[Extracted data entries]
******************************

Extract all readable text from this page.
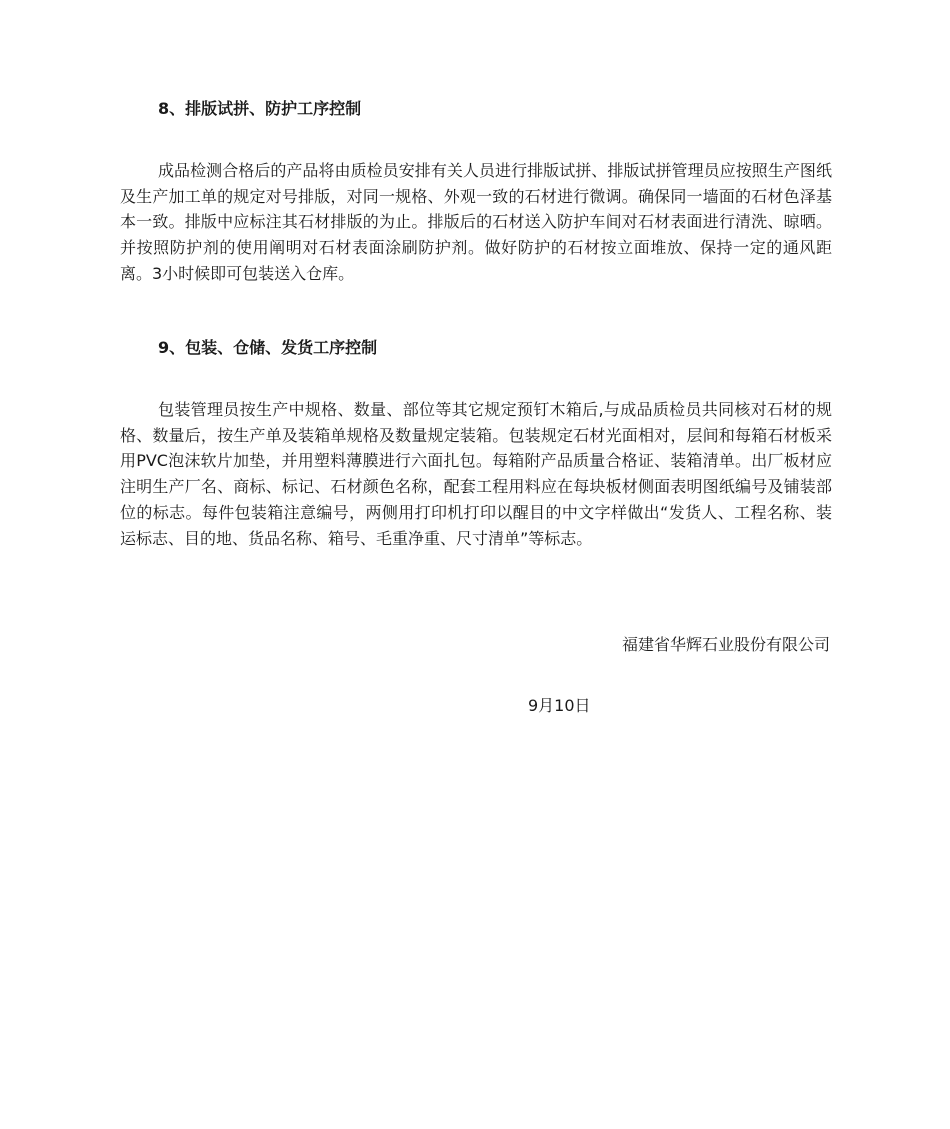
8、排版试拼、防护工序控制
成品检测合格后的产品将由质检员安排有关人员进行排版试拼、排版试拼管理员应按照生产图纸及生产加工单的规定对号排版，对同一规格、外观一致的石材进行微调。确保同一墙面的石材色泽基本一致。排版中应标注其石材排版的为止。排版后的石材送入防护车间对石材表面进行清洗、晾晒。并按照防护剂的使用阐明对石材表面涂刷防护剂。做好防护的石材按立面堆放、保持一定的通风距离。3小时候即可包装送入仓库。
9、包装、仓储、发货工序控制
包装管理员按生产中规格、数量、部位等其它规定预钉木箱后,与成品质检员共同核对石材的规格、数量后，按生产单及装箱单规格及数量规定装箱。包装规定石材光面相对，层间和每箱石材板采用PVC泡沫软片加垫，并用塑料薄膜进行六面扎包。每箱附产品质量合格证、装箱清单。出厂板材应注明生产厂名、商标、标记、石材颜色名称，配套工程用料应在每块板材侧面表明图纸编号及铺装部位的标志。每件包装箱注意编号，两侧用打印机打印以醒目的中文字样做出“发货人、工程名称、装运标志、目的地、货品名称、箱号、毛重净重、尺寸清单”等标志。
福建省华辉石业股份有限公司
9月10日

******************************

### WHAT NEEDS TO BE DONE
Without the pictures, copy the material exactly as given.

### REPLY TO THE EXERCISE
Extract all readable text from this page.
8、排版试拼、防护工序控制
成品检测合格后的产品将由质检员安排有关人员进行排版试拼、排版试拼管理员应按照生产图纸及生产加工单的规定对号排版，对同一规格、外观一致的石材进行微调。确保同一墙面的石材色泽基本一致。排版中应标注其石材排版的为止。排版后的石材送入防护车间对石材表面进行清洗、晾晒。并按照防护剂的使用阐明对石材表面涂刷防护剂。做好防护的石材按立面堆放、保持一定的通风距离。3小时候即可包装送入仓库。
9、包装、仓储、发货工序控制
包装管理员按生产中规格、数量、部位等其它规定预钉木箱后,与成品质检员共同核对石材的规格、数量后，按生产单及装箱单规格及数量规定装箱。包装规定石材光面相对，层间和每箱石材板采用PVC泡沫软片加垫，并用塑料薄膜进行六面扎包。每箱附产品质量合格证、装箱清单。出厂板材应注明生产厂名、商标、标记、石材颜色名称，配套工程用料应在每块板材侧面表明图纸编号及铺装部位的标志。每件包装箱注意编号，两侧用打印机打印以醒目的中文字样做出“发货人、工程名称、装运标志、目的地、货品名称、箱号、毛重净重、尺寸清单”等标志。
福建省华辉石业股份有限公司
9月10日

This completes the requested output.